→ **The request**
Which lines contain the string "being"? Please list every one of them.
——
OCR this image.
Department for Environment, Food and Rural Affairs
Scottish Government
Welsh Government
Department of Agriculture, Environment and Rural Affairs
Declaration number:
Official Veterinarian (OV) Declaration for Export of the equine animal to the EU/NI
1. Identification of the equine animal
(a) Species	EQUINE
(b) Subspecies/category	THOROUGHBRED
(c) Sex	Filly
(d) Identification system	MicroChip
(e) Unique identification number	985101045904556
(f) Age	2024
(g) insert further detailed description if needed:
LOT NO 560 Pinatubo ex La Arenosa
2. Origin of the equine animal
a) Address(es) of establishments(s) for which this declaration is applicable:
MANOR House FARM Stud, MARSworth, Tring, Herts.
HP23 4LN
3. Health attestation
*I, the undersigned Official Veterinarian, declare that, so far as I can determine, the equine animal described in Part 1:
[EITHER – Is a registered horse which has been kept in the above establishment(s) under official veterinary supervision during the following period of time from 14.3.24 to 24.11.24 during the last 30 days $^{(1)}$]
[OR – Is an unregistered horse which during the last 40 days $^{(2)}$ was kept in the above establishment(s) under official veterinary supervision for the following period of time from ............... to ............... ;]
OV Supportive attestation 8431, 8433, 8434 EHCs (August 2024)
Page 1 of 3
——
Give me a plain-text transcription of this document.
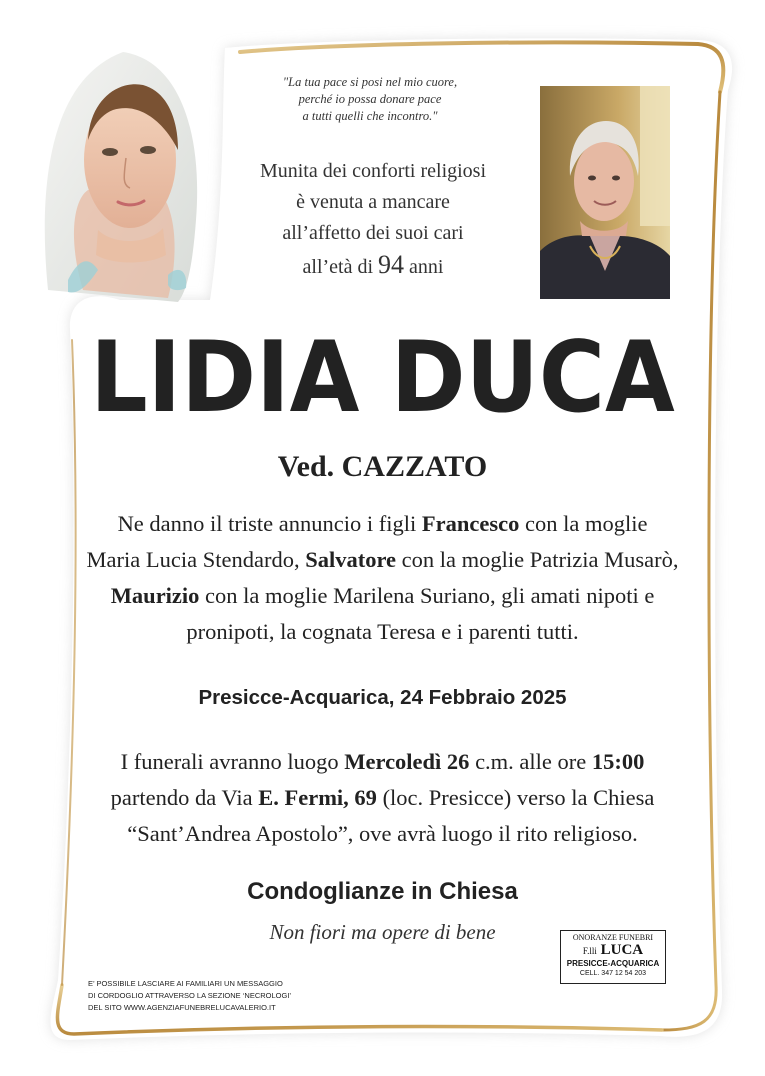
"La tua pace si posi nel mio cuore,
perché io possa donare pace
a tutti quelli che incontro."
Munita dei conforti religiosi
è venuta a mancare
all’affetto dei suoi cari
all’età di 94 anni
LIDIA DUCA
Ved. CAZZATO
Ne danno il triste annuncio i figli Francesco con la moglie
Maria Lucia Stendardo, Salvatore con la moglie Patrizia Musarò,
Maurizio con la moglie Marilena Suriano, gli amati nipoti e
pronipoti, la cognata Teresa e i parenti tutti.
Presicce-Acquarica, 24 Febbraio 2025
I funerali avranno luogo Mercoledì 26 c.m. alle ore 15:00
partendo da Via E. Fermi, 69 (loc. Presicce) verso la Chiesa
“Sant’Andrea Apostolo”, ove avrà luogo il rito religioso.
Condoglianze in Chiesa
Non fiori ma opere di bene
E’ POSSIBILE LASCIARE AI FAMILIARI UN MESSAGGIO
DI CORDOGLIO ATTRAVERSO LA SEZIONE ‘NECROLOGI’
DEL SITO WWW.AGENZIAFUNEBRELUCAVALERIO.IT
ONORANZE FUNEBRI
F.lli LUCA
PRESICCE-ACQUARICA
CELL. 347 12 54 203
——
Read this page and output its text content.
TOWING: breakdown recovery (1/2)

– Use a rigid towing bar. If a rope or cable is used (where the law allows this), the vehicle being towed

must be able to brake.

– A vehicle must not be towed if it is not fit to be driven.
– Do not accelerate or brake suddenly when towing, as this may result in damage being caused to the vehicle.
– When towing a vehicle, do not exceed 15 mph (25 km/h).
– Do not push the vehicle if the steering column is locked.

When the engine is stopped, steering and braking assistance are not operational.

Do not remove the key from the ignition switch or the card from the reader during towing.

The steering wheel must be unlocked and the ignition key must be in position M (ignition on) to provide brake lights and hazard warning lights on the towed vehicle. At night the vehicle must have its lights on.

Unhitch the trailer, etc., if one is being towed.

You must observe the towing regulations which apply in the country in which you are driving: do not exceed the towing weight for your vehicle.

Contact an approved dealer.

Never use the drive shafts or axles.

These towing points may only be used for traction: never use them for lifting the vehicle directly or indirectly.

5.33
——
→ **Solution for this problem**
– Use a rigid towing bar. If a rope or cable is used (where the law allows this), the vehicle being towed
– Do not accelerate or brake suddenly when towing, as this may result in damage being caused to the vehicle.
Unhitch the trailer, etc., if one is being towed.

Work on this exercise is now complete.